EXERCISE DETAILS:
Leave out every picture, and return exactly the lines from the line containing "Decode this image" through the end of the records below, both inclusive.
[START DATA ROWS]
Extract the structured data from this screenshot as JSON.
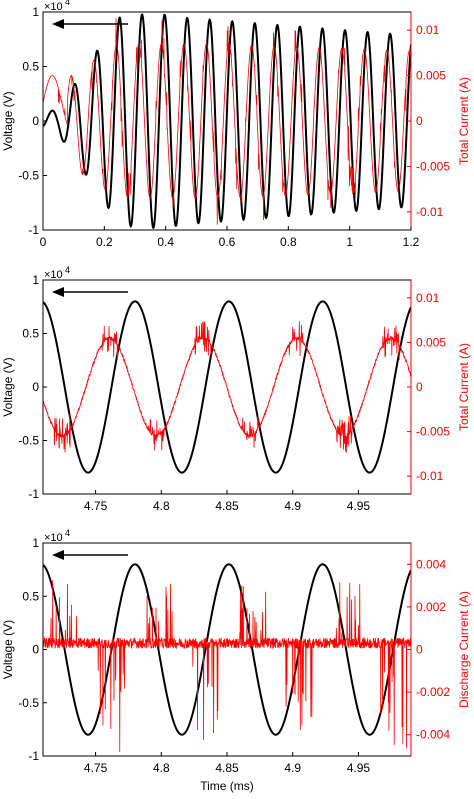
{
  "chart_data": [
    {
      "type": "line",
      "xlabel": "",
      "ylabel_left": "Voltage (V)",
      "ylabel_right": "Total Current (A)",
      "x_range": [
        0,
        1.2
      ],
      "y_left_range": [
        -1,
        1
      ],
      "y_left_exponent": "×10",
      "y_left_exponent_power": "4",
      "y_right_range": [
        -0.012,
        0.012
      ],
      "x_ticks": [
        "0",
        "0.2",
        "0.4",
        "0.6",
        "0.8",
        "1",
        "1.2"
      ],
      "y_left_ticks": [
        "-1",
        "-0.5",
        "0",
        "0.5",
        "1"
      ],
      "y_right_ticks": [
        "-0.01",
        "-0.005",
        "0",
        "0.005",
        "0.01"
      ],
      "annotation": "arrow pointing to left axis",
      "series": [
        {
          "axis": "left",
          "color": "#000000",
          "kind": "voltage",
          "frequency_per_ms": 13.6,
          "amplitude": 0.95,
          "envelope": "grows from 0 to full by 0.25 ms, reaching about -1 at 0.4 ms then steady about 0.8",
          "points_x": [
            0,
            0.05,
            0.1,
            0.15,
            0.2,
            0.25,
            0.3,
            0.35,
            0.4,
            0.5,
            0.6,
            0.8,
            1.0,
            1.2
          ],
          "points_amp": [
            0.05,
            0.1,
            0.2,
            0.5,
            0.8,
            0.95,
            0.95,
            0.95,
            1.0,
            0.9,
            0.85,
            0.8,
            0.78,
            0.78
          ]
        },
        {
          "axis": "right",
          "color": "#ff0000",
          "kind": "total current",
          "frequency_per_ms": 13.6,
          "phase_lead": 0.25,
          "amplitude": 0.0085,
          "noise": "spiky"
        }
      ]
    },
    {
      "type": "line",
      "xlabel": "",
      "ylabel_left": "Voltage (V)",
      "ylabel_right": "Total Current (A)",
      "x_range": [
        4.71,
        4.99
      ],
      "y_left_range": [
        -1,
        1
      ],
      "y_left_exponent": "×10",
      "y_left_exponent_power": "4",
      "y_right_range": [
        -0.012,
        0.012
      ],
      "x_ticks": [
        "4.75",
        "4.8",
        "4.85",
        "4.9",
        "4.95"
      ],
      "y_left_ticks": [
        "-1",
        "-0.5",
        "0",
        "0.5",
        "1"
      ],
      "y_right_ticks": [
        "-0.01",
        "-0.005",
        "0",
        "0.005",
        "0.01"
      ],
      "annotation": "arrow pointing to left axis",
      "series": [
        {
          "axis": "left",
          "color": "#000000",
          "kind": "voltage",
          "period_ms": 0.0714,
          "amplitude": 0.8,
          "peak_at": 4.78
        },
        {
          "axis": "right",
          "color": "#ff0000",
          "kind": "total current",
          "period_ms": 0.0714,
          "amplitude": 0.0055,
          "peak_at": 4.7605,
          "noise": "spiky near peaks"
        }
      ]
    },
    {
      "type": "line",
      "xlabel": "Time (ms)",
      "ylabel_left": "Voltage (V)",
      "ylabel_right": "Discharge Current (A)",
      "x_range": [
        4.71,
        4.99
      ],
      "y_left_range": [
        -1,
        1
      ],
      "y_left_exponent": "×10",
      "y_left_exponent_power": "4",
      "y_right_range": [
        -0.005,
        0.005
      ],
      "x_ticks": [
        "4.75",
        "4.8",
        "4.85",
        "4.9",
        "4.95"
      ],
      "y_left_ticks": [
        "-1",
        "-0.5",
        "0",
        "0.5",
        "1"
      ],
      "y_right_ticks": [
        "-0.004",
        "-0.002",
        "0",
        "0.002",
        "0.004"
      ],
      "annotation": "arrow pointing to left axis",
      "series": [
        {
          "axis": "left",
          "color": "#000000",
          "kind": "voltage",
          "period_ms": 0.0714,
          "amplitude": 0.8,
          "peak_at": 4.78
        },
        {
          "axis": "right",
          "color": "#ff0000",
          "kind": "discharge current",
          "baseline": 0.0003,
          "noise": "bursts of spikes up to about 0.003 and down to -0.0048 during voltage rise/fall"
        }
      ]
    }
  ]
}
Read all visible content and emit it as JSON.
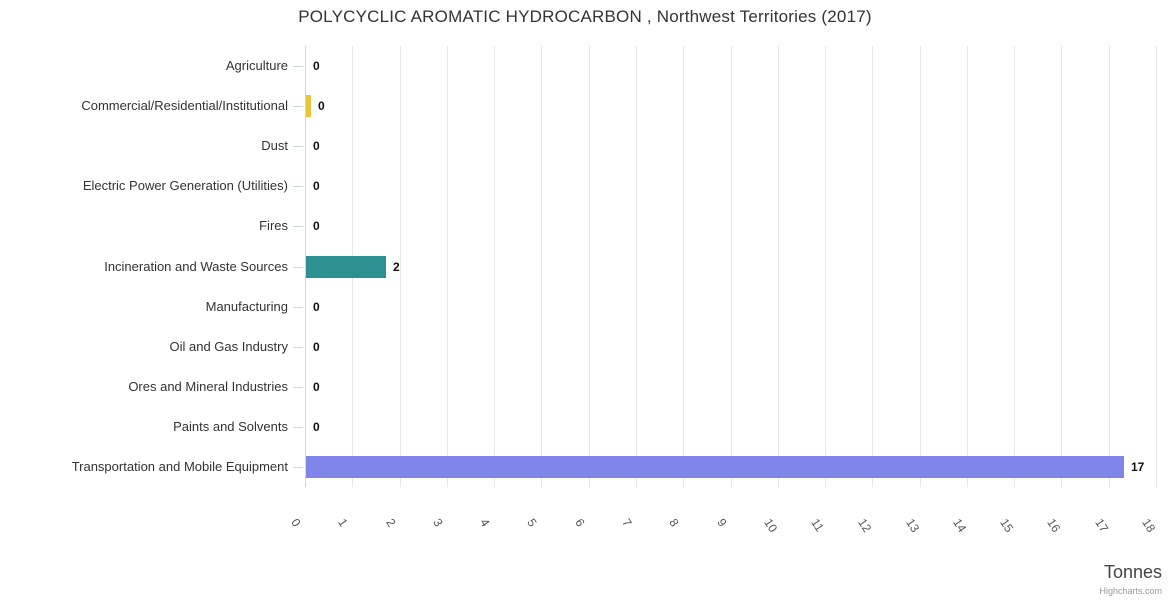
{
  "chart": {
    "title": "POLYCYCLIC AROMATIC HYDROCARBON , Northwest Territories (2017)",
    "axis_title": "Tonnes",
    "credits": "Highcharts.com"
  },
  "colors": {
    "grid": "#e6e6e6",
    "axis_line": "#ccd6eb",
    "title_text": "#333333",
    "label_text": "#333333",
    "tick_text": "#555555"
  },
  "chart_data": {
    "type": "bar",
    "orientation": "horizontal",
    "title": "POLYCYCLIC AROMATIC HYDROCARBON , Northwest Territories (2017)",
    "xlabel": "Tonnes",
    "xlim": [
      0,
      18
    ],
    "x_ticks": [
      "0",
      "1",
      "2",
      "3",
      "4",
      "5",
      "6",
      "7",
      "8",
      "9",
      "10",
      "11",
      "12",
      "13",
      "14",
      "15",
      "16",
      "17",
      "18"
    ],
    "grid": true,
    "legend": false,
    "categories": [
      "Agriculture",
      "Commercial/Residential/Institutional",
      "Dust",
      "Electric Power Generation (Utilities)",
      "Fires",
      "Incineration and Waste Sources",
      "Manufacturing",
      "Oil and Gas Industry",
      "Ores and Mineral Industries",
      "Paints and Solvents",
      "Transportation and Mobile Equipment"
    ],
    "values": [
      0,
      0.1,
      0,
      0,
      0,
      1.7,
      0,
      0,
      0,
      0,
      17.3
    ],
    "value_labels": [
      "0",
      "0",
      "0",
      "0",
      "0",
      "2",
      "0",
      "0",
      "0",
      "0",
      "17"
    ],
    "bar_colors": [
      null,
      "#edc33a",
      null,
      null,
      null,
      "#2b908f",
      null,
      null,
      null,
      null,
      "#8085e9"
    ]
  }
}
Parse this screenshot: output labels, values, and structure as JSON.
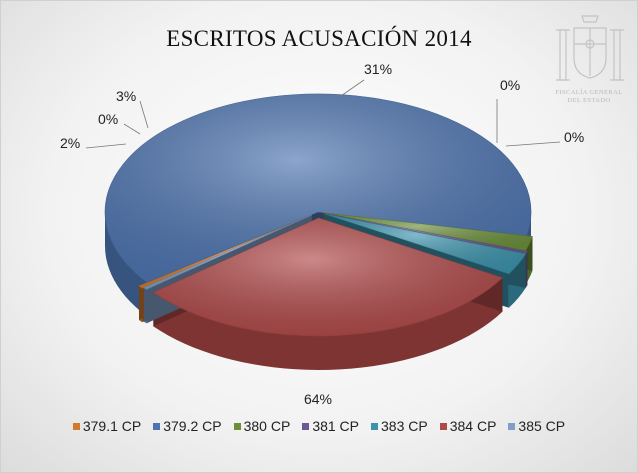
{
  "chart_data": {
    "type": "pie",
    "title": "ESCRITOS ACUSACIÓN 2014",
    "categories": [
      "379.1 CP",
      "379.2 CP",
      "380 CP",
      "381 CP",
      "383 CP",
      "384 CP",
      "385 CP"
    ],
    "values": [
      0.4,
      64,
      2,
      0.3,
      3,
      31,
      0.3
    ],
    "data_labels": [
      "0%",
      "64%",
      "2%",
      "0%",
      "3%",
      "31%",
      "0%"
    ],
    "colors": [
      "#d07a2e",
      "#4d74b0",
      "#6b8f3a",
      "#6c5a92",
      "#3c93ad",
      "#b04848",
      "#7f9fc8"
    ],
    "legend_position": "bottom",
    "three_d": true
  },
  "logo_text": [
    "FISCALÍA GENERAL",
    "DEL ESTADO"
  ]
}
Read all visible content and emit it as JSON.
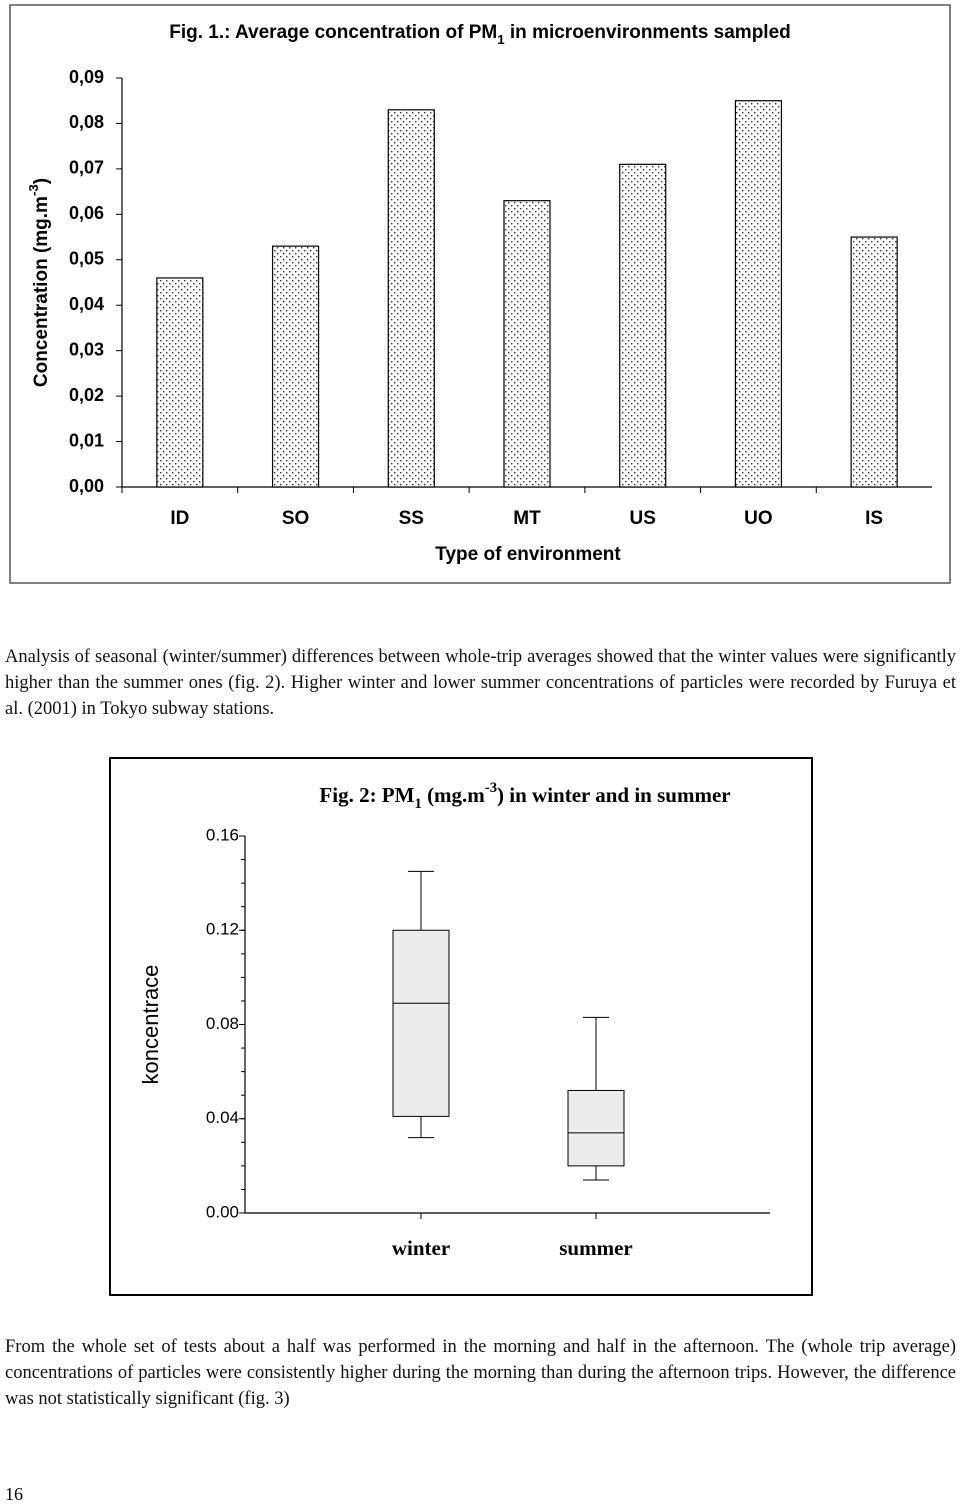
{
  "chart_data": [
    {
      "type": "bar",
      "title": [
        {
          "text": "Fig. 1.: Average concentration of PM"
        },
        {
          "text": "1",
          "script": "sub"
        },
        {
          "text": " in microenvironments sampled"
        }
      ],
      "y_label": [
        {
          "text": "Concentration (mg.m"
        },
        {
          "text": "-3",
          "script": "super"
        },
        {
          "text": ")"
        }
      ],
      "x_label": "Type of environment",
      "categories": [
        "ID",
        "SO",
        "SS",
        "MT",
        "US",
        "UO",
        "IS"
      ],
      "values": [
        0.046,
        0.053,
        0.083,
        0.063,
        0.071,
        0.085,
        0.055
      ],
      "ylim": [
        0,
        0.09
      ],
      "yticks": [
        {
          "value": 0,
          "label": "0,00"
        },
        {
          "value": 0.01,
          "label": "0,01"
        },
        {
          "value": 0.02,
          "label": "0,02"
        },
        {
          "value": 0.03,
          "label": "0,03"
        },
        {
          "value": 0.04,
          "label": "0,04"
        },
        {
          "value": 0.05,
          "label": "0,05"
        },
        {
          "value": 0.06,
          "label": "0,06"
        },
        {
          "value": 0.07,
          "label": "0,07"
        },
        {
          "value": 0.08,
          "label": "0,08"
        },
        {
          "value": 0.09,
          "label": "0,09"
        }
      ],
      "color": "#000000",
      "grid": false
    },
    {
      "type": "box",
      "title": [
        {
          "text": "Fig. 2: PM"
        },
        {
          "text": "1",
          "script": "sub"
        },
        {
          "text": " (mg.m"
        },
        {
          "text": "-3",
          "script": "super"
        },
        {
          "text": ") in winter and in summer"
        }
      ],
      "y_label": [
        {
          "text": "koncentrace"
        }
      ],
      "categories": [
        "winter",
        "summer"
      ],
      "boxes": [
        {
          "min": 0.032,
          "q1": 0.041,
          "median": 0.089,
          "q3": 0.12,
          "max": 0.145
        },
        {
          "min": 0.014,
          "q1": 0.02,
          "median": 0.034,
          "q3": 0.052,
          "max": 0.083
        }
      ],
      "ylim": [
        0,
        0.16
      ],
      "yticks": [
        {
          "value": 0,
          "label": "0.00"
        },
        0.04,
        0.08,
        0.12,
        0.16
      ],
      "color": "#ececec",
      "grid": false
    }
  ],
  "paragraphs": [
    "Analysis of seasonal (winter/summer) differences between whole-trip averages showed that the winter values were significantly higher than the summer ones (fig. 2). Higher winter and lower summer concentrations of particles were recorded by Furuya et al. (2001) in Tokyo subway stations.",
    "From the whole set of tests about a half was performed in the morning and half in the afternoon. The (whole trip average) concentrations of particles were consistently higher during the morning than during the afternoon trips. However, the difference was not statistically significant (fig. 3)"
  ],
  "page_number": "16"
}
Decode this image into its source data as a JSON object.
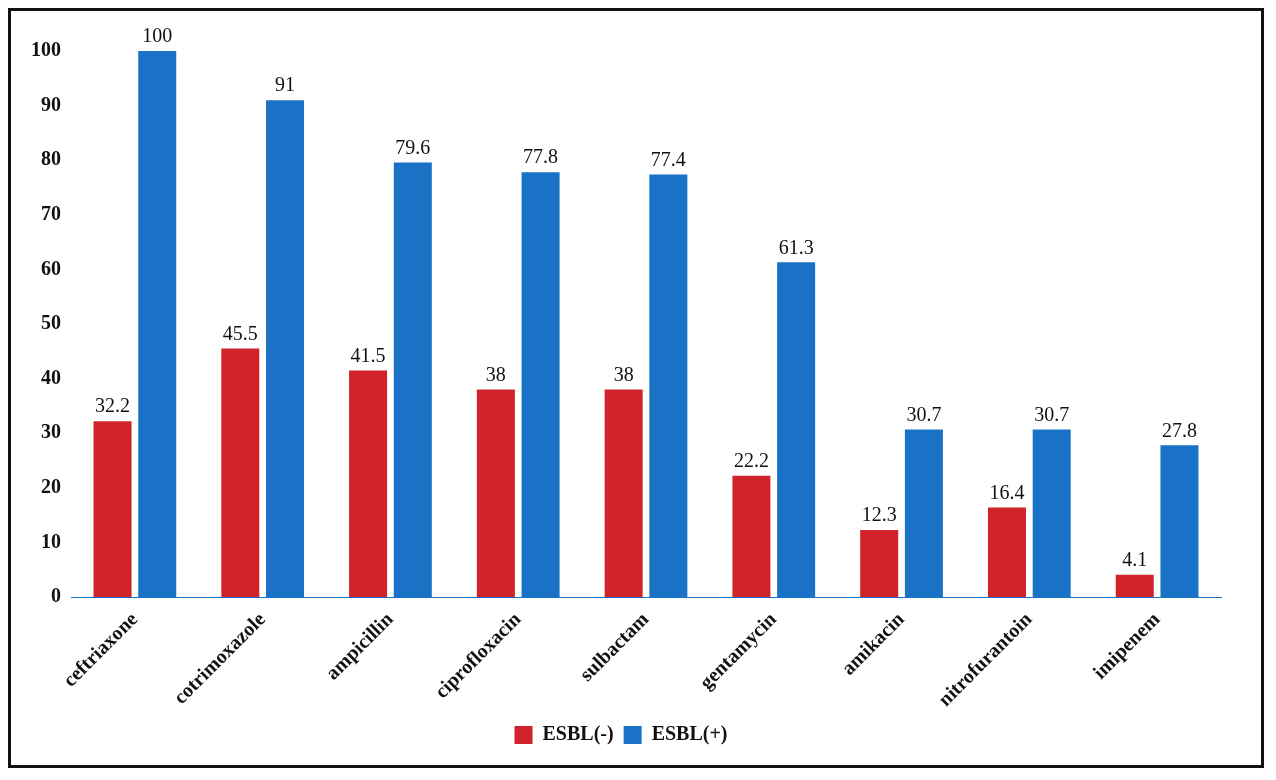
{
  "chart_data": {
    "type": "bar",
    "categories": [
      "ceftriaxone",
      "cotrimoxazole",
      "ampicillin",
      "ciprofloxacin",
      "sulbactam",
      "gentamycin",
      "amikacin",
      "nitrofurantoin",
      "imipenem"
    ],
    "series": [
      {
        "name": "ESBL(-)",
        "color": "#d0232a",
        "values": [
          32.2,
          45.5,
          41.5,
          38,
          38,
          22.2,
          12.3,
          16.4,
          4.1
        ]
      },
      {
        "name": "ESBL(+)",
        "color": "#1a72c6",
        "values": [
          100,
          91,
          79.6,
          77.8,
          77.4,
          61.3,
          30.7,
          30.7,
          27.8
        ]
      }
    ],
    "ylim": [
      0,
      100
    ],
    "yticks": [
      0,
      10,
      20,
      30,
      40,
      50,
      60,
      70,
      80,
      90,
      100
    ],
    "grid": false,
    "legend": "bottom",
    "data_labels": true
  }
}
[END DATA ROWS]
SOLVED EXERCISE:
Decode this image into its source data as a JSON object.
{
  "chart_data": {
    "type": "bar",
    "categories": [
      "ceftriaxone",
      "cotrimoxazole",
      "ampicillin",
      "ciprofloxacin",
      "sulbactam",
      "gentamycin",
      "amikacin",
      "nitrofurantoin",
      "imipenem"
    ],
    "series": [
      {
        "name": "ESBL(-)",
        "color": "#d0232a",
        "values": [
          32.2,
          45.5,
          41.5,
          38,
          38,
          22.2,
          12.3,
          16.4,
          4.1
        ]
      },
      {
        "name": "ESBL(+)",
        "color": "#1a72c6",
        "values": [
          100,
          91,
          79.6,
          77.8,
          77.4,
          61.3,
          30.7,
          30.7,
          27.8
        ]
      }
    ],
    "ylim": [
      0,
      100
    ],
    "yticks": [
      0,
      10,
      20,
      30,
      40,
      50,
      60,
      70,
      80,
      90,
      100
    ],
    "grid": false,
    "legend": "bottom",
    "data_labels": true
  }
}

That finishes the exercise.